Celebratory feedback lacked a consistent system. Effects varied in style, intensity, and behavior depending on the surface, and there were no shared rules for when (or how) to use them. That led to:

  • Incoherent experience: celebration effects didn’t feel like they belonged to the same product, and often clashed with the UI and illustration style.
  • High cost: every new celebratory moment became a one-off design + engineering effort, hard to reuse and easy to get wrong across platforms.
  • Uneven functional behavior: in saving flows, the directional confetti cue existed, but it wasn’t standardized across layouts and platforms — making it harder to maintain, scale, and ensure consistent behavior as UI variants evolved.

Product context

In 2024, Pinterest went through a major visual refresh that systematized the UI through tokens and shared foundations (including motion). That refresh improved consistency at the component level, but we still saw fragmentation at the feature level: teams shipped experiences that looked and felt wildly different — from highly custom, character-like icon treatments to raw, collage-style elements and one-off interactions.

As part of Design Innovations — the team responsible for shaping the product’s overall visual direction — my work focused on turning that vision into reusable patterns. The Celebration System was a key piece of that effort: a cross-platform, brand-aligned celebration pattern that replaces one-off effects with a consistent system, alongside broader work across illustration, iconography, shape and color language.

before

My role

Product / Motion Design (system-level):

  • Defined the system structure, interaction intent, and guardrails
  • Built prototypes and prepared spec-ready documentation for implementation
  • Partnered with Bonnie Kate Wolf on visuals (shape + color)
  • Collaborated closely with engineering (incl. debugging platform issues on Mweb)
  • Produced a living doc to support adoption + future iterations

Solution

I created a tiered Celebration System with a clear purpose for each level:

  1. Big Confetti — milestones

Full-screen celebration for rare, high-impact “firsts” and achievements. Used sparingly to preserve emotional impact.

RECORDS FOR THE TASK:

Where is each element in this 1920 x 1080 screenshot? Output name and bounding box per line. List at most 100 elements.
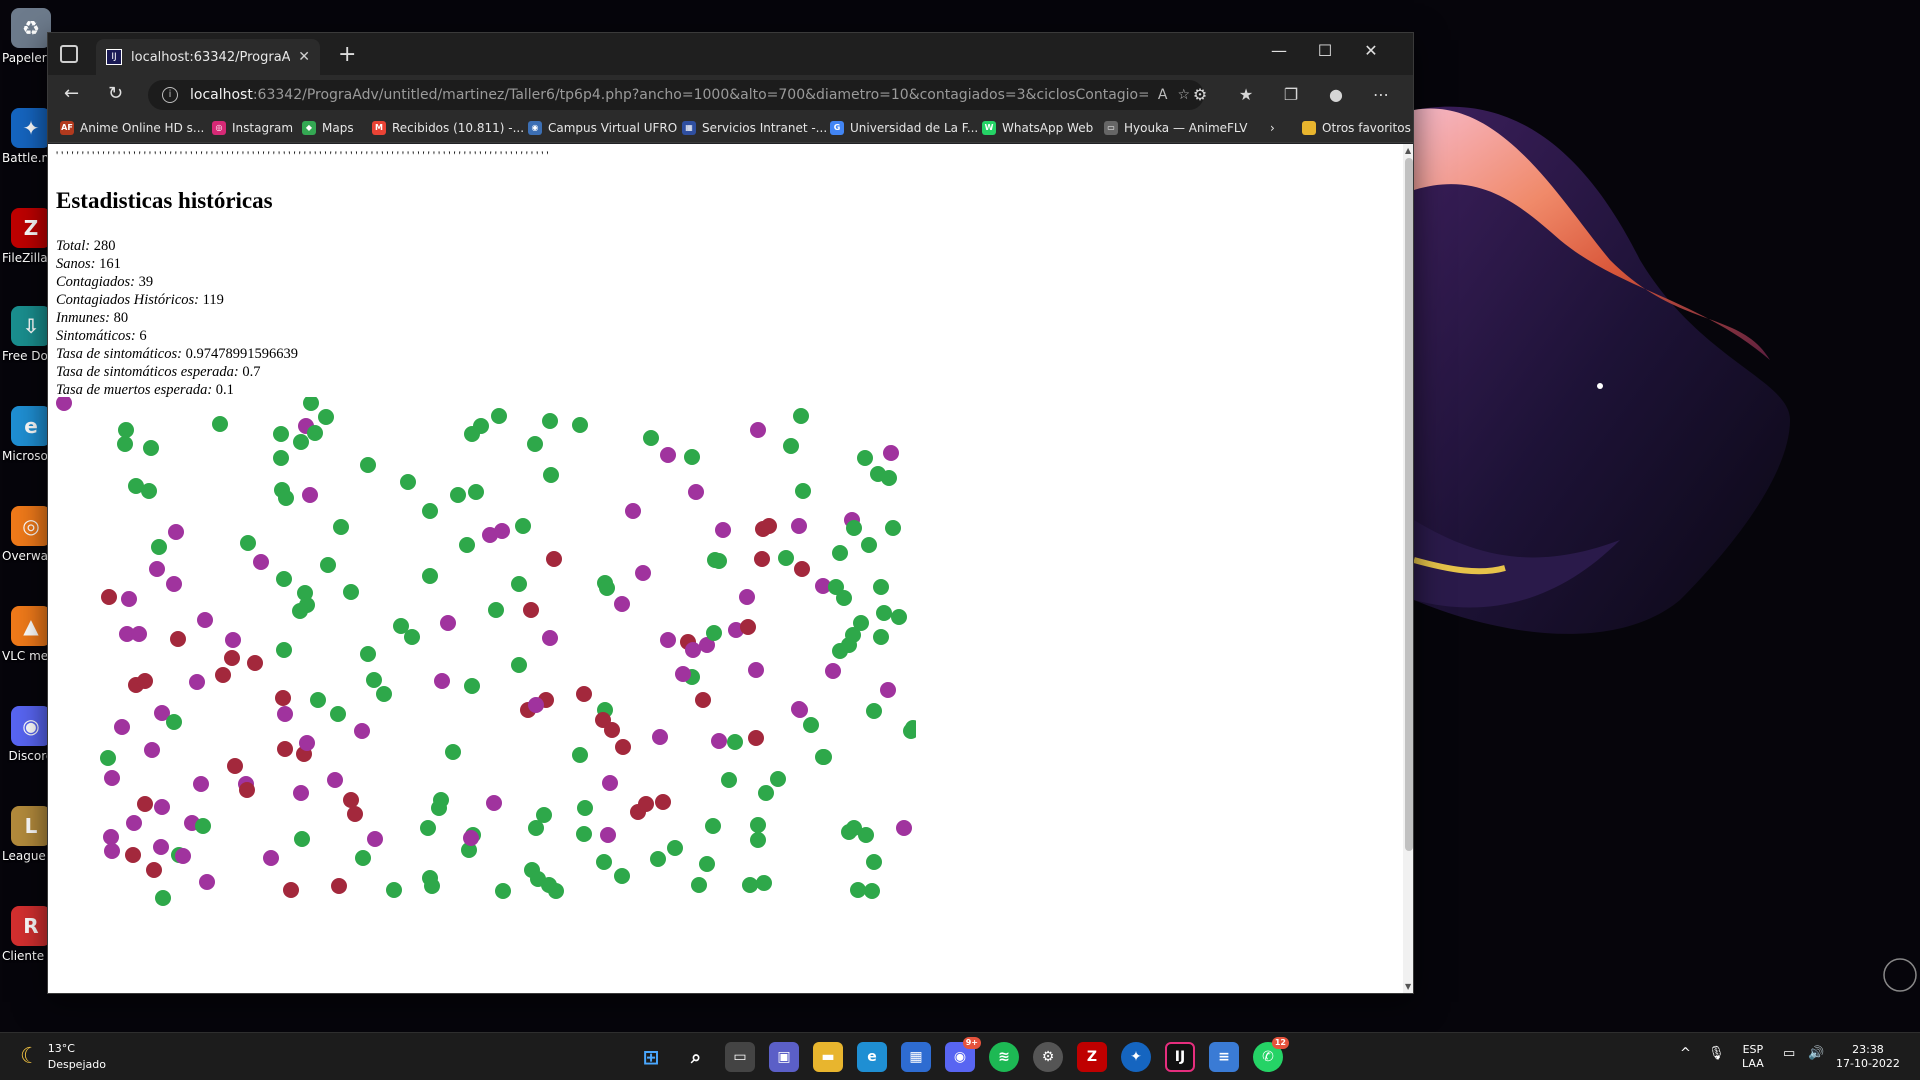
- close-tab-icon[interactable]: ✕: [298, 49, 310, 65]
- healthy-person-dot: [360, 646, 376, 662]
- healthy-person-dot: [422, 568, 438, 584]
- scroll-up-icon[interactable]: ▲: [1405, 146, 1411, 155]
- page-scrollbar[interactable]: ▲ ▼: [1403, 144, 1413, 993]
- symptomatic-person-dot: [283, 882, 299, 898]
- maximize-button[interactable]: ☐: [1302, 41, 1348, 60]
- volume-icon[interactable]: 🔊: [1808, 1047, 1824, 1061]
- symptomatic-person-dot: [247, 655, 263, 671]
- edge-icon[interactable]: e: [857, 1042, 887, 1072]
- infected-person-dot: [154, 799, 170, 815]
- healthy-person-dot: [599, 580, 615, 596]
- bookmark-item[interactable]: ▭ Hyouka — AnimeFLV: [1104, 121, 1248, 135]
- teams-chat-icon[interactable]: ▣: [769, 1042, 799, 1072]
- bookmark-item[interactable]: ◎ Instagram: [212, 121, 293, 135]
- bookmark-item[interactable]: AF Anime Online HD s...: [60, 121, 204, 135]
- healthy-person-dot: [515, 518, 531, 534]
- minimize-button[interactable]: —: [1256, 41, 1302, 60]
- healthy-person-dot: [793, 408, 809, 424]
- read-aloud-icon[interactable]: A: [1148, 87, 1168, 103]
- close-window-button[interactable]: ✕: [1348, 41, 1394, 60]
- scroll-down-icon[interactable]: ▼: [1405, 982, 1411, 991]
- settings-icon[interactable]: ⚙: [1033, 1042, 1063, 1072]
- task-view-icon[interactable]: ▭: [725, 1042, 755, 1072]
- infected-person-dot: [715, 522, 731, 538]
- reload-button[interactable]: ↻: [108, 83, 123, 104]
- healthy-person-dot: [667, 840, 683, 856]
- favorites-icon[interactable]: ★: [1235, 85, 1257, 104]
- healthy-person-dot: [596, 854, 612, 870]
- bookmark-item[interactable]: W WhatsApp Web: [982, 121, 1093, 135]
- bookmarks-overflow-icon[interactable]: ›: [1270, 121, 1275, 135]
- healthy-person-dot: [195, 818, 211, 834]
- infected-person-dot: [685, 642, 701, 658]
- infected-person-dot: [486, 795, 502, 811]
- add-favorite-icon[interactable]: ☆: [1167, 87, 1190, 103]
- infected-person-dot: [652, 729, 668, 745]
- store-icon[interactable]: ▦: [901, 1042, 931, 1072]
- free-download-icon: ⇩: [11, 306, 51, 346]
- discord-icon[interactable]: ◉ 9+: [945, 1037, 981, 1072]
- healthy-person-dot: [491, 408, 507, 424]
- battlenet-icon[interactable]: ✦: [1121, 1042, 1151, 1072]
- healthy-person-dot: [572, 417, 588, 433]
- title-bar: IJ localhost:63342/PrograAdv/untitled ✕ …: [48, 33, 1413, 75]
- infected-person-dot: [189, 674, 205, 690]
- infected-person-dot: [253, 554, 269, 570]
- filezilla-icon[interactable]: Z: [1077, 1042, 1107, 1072]
- bookmark-favicon-icon: M: [372, 121, 386, 135]
- healthy-person-dot: [866, 854, 882, 870]
- healthy-person-dot: [276, 642, 292, 658]
- bookmark-label: Recibidos (10.811) -...: [392, 121, 525, 135]
- language-indicator[interactable]: ESP LAA: [1742, 1043, 1764, 1071]
- healthy-person-dot: [846, 520, 862, 536]
- back-button[interactable]: ←: [64, 83, 79, 104]
- other-favorites-folder[interactable]: Otros favoritos: [1302, 121, 1411, 135]
- infected-person-dot: [168, 524, 184, 540]
- tab-actions-icon[interactable]: [60, 45, 78, 63]
- healthy-person-dot: [548, 883, 564, 899]
- whatsapp-icon[interactable]: ✆ 12: [1253, 1037, 1289, 1072]
- weather-widget[interactable]: ☾ 13°C Despejado: [20, 1041, 106, 1073]
- healthy-person-dot: [758, 785, 774, 801]
- infected-person-dot: [739, 589, 755, 605]
- microphone-icon[interactable]: 🎙: [1708, 1047, 1725, 1061]
- infected-person-dot: [542, 630, 558, 646]
- healthy-person-dot: [527, 436, 543, 452]
- new-tab-button[interactable]: +: [338, 42, 356, 67]
- address-bar[interactable]: i localhost :63342/PrograAdv/untitled/ma…: [148, 80, 1204, 110]
- search-icon[interactable]: ⌕: [681, 1042, 711, 1072]
- scrollbar-thumb[interactable]: [1405, 158, 1413, 851]
- healthy-person-dot: [873, 579, 889, 595]
- spotify-icon[interactable]: ≋: [989, 1042, 1019, 1072]
- start-button[interactable]: ⊞: [636, 1042, 666, 1072]
- infected-person-dot: [675, 666, 691, 682]
- more-menu-icon[interactable]: ⋯: [1370, 85, 1392, 104]
- other-favorites-label: Otros favoritos: [1322, 121, 1411, 135]
- browser-tab[interactable]: IJ localhost:63342/PrograAdv/untitled ✕: [96, 39, 320, 75]
- file-explorer-icon[interactable]: ▬: [813, 1042, 843, 1072]
- healthy-person-dot: [240, 535, 256, 551]
- collections-icon[interactable]: ❐: [1280, 85, 1302, 104]
- profile-avatar[interactable]: ●: [1325, 85, 1347, 104]
- clock[interactable]: 23:38 17-10-2022: [1836, 1043, 1900, 1071]
- bookmark-item[interactable]: ◆ Maps: [302, 121, 354, 135]
- healthy-person-dot: [873, 629, 889, 645]
- notepad-icon[interactable]: ≡: [1209, 1042, 1239, 1072]
- stat-value: 0.97478991596639: [185, 346, 298, 362]
- healthy-person-dot: [318, 409, 334, 425]
- site-info-icon[interactable]: i: [162, 87, 178, 103]
- overwatch-icon: ◎: [11, 506, 51, 546]
- intellij-icon[interactable]: IJ: [1165, 1042, 1195, 1072]
- bookmark-item[interactable]: M Recibidos (10.811) -...: [372, 121, 524, 135]
- bookmark-item[interactable]: ◉ Campus Virtual UFRO: [528, 121, 677, 135]
- stat-row: Contagiados Históricos: 119: [56, 291, 298, 309]
- bookmark-item[interactable]: ▦ Servicios Intranet -...: [682, 121, 827, 135]
- network-icon[interactable]: ▭: [1783, 1047, 1795, 1061]
- bookmark-item[interactable]: G Universidad de La F...: [830, 121, 978, 135]
- bookmark-favicon-icon: AF: [60, 121, 74, 135]
- tray-overflow-icon[interactable]: ^: [1680, 1047, 1691, 1061]
- filezilla-icon: Z: [11, 208, 51, 248]
- extensions-icon[interactable]: ⚙: [1189, 85, 1211, 104]
- healthy-person-dot: [699, 856, 715, 872]
- healthy-person-dot: [684, 449, 700, 465]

TASK 1: Transcribe the passage of the celebration-system case study running from "Celebratory feedback lacked" down to "wrong across platforms.".
TASK 2: In the entries, restate word for word everything from the line containing "- close-tab-icon[interactable]: ✕: [298, 49, 310, 65]" down to the line containing "- bookmark-item[interactable]: ◎", both of those lines included.
The case study text and the entries are independent of each other.

WRITTEN RESPONSE 1:
Celebratory feedback lacked a consistent system. Effects varied in style, intensity, and behavior depending on the surface, and there were no shared rules for when (or how) to use them. That led to:

  • Incoherent experience: celebration effects didn’t feel like they belonged to the same product, and often clashed with the UI and illustration style.
  • High cost: every new celebratory moment became a one-off design + engineering effort, hard to reuse and easy to get wrong across platforms.

WRITTEN RESPONSE 2:
- close-tab-icon[interactable]: ✕: [298, 49, 310, 65]
- healthy-person-dot: [360, 646, 376, 662]
- healthy-person-dot: [422, 568, 438, 584]
- scroll-up-icon[interactable]: ▲: [1405, 146, 1411, 155]
- page-scrollbar[interactable]: ▲ ▼: [1403, 144, 1413, 993]
- symptomatic-person-dot: [283, 882, 299, 898]
- maximize-button[interactable]: ☐: [1302, 41, 1348, 60]
- volume-icon[interactable]: 🔊: [1808, 1047, 1824, 1061]
- symptomatic-person-dot: [247, 655, 263, 671]
- edge-icon[interactable]: e: [857, 1042, 887, 1072]
- infected-person-dot: [154, 799, 170, 815]
- healthy-person-dot: [599, 580, 615, 596]
- bookmark-item[interactable]: ▭ Hyouka — AnimeFLV: [1104, 121, 1248, 135]
- teams-chat-icon[interactable]: ▣: [769, 1042, 799, 1072]
- bookmark-item[interactable]: ◎ Instagram: [212, 121, 293, 135]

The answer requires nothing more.